#### [Task to complete]
Search the data below for the string "screenshot". Extract every line that contains it.

━━━ Data for the task

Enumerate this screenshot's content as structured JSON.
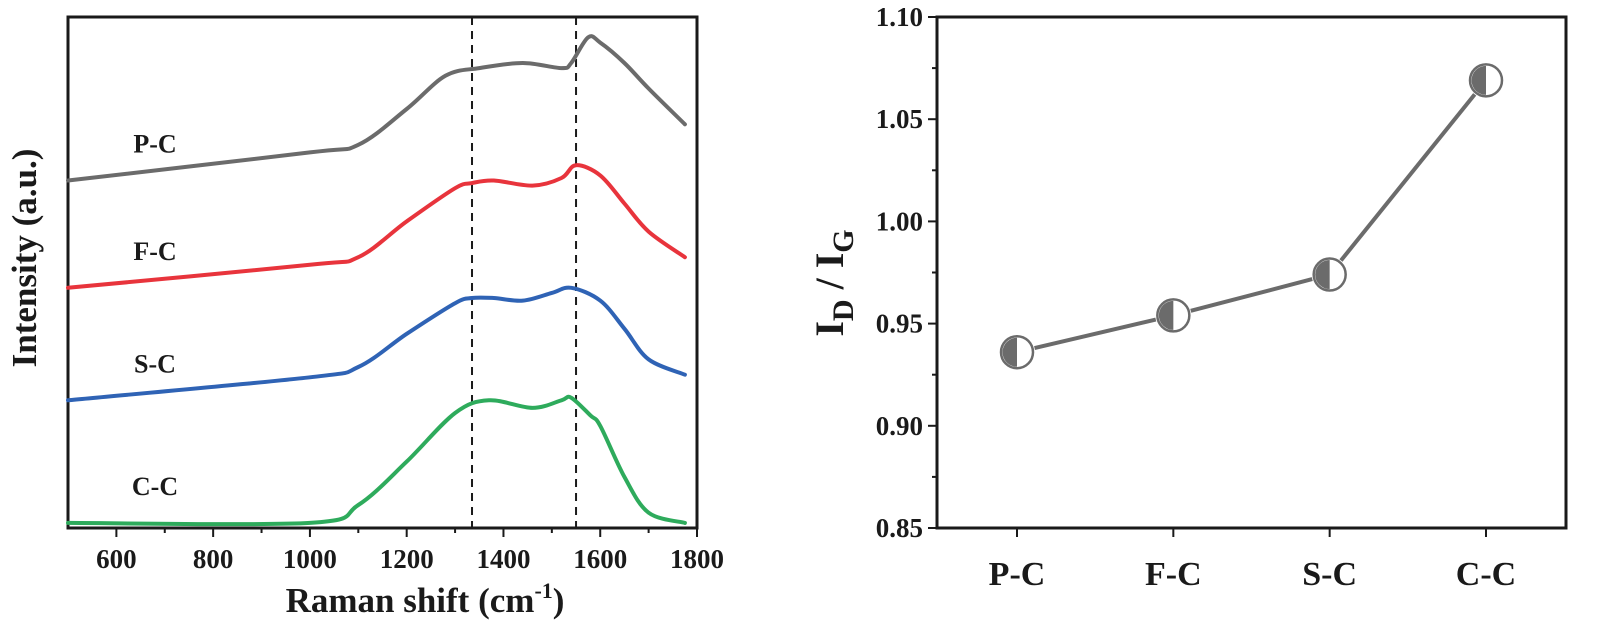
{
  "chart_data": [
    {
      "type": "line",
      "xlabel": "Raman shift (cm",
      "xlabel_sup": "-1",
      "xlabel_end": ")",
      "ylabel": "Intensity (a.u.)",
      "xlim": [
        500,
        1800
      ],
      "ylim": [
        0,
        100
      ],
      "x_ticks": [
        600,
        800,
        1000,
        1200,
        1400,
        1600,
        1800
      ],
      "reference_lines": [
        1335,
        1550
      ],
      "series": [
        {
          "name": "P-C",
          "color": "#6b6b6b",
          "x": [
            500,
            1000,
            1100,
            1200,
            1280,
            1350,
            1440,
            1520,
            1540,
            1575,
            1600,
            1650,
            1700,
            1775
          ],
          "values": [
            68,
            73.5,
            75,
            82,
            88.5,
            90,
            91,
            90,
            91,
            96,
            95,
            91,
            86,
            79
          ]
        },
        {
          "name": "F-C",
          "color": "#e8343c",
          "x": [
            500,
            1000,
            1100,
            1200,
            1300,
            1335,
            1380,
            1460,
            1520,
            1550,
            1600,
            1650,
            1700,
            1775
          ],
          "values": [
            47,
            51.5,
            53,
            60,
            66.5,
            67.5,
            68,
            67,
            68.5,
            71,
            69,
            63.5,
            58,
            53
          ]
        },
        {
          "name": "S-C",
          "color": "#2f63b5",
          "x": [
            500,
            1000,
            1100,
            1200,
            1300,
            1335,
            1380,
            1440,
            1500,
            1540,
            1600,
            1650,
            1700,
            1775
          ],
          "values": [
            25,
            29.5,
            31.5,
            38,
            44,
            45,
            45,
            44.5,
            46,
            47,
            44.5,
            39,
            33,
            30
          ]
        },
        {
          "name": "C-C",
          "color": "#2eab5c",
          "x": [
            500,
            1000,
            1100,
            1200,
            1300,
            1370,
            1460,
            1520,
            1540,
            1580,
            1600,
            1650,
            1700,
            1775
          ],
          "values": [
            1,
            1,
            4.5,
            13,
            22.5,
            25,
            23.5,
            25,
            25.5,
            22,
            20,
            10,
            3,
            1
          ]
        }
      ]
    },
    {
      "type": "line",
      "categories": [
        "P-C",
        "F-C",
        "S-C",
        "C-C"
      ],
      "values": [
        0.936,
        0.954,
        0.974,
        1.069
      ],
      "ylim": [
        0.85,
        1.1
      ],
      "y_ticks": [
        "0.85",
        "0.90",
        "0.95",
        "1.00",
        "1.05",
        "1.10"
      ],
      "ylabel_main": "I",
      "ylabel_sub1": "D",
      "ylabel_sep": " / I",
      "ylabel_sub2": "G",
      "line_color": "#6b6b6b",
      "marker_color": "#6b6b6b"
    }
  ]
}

━━━━━━
━━━ Data for the task

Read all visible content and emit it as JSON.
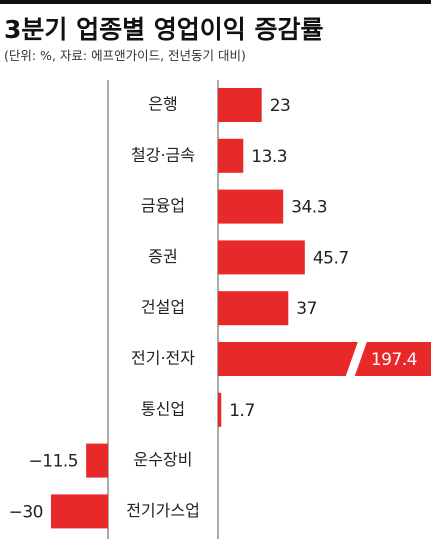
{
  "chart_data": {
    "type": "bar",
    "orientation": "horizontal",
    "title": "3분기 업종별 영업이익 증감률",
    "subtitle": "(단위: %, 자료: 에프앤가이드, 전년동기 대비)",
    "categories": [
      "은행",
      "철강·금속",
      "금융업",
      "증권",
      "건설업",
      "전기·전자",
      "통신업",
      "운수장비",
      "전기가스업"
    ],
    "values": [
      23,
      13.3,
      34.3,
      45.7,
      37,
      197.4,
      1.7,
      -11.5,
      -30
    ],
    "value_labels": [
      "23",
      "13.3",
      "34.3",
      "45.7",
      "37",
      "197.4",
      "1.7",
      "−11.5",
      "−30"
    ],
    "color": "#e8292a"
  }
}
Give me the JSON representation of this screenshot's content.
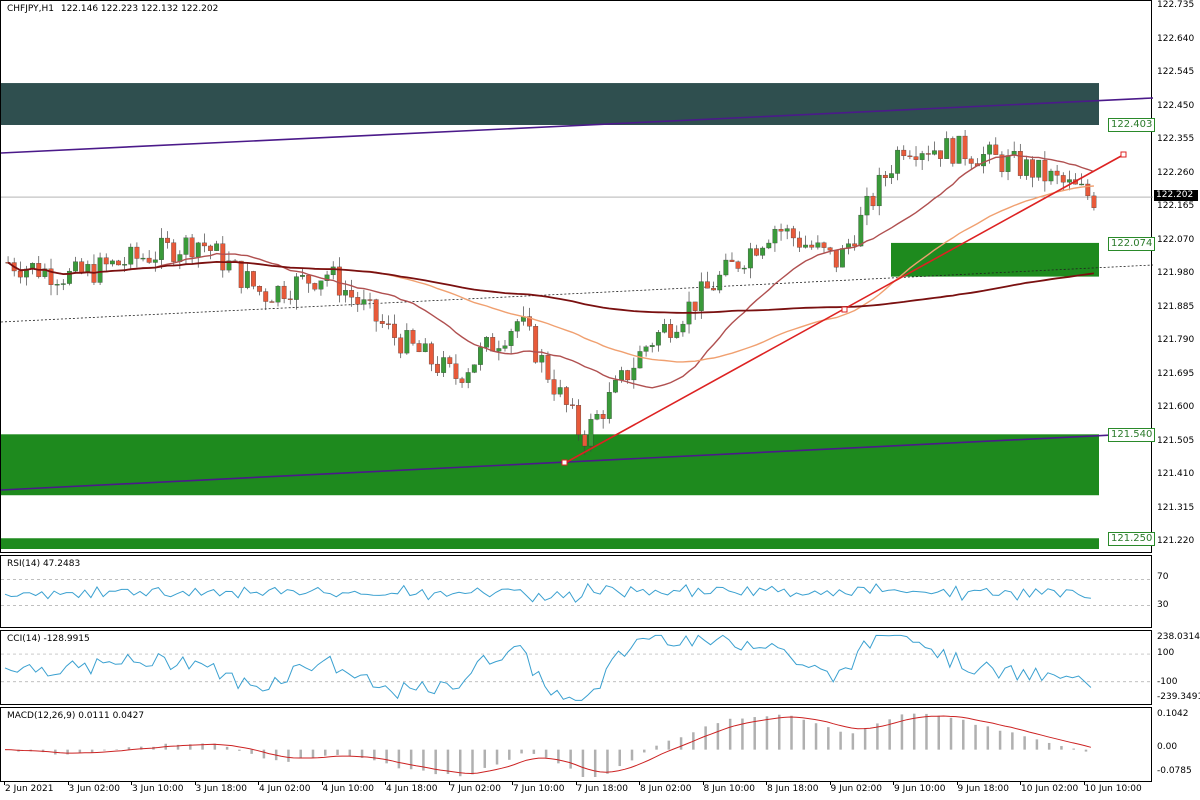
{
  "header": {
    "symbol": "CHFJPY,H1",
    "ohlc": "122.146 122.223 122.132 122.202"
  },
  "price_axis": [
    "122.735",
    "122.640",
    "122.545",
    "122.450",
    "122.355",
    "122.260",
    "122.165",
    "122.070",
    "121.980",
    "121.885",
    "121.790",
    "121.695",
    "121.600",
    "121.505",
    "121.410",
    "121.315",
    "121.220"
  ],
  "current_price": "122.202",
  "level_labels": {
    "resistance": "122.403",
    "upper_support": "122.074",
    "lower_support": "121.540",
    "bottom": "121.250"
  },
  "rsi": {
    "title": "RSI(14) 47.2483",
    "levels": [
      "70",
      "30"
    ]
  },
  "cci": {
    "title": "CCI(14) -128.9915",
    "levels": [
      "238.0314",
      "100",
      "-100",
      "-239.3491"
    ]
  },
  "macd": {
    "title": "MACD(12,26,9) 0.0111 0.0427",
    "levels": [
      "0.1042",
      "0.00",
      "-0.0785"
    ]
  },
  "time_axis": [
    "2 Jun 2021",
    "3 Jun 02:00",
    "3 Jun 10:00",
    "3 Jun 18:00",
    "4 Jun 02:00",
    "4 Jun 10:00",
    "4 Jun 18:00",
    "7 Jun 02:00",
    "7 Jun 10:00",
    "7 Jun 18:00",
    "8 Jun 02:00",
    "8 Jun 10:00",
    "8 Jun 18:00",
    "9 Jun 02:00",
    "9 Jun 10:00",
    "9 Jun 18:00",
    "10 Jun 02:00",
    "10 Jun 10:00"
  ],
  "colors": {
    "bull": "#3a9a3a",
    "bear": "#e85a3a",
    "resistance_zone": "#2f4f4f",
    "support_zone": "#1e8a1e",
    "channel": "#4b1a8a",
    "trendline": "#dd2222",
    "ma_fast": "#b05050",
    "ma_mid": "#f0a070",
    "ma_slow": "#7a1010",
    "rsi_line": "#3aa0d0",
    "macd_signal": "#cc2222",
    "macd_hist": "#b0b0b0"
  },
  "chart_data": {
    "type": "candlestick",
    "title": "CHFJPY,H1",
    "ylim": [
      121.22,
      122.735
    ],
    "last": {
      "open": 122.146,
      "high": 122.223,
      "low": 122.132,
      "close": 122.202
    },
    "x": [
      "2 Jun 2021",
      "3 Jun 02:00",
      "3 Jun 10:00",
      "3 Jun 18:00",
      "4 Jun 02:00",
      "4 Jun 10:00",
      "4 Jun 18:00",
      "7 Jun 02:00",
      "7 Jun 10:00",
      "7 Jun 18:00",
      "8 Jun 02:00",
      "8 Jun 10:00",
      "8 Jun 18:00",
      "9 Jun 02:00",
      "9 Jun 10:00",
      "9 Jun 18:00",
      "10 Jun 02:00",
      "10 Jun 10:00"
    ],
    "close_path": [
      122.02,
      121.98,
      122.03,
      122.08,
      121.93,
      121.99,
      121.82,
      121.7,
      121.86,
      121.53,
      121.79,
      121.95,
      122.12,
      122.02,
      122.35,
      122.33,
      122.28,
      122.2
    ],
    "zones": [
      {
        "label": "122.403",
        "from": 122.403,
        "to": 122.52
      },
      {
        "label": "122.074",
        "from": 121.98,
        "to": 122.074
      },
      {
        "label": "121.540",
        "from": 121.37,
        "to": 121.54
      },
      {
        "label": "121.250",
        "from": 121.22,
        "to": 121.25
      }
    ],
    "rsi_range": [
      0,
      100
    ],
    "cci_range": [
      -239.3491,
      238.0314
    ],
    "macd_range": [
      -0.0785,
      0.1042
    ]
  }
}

━━━━━━

#### [Correct output]
Enumerate this screenshot's content as structured JSON.
Give me the JSON representation of this screenshot's content.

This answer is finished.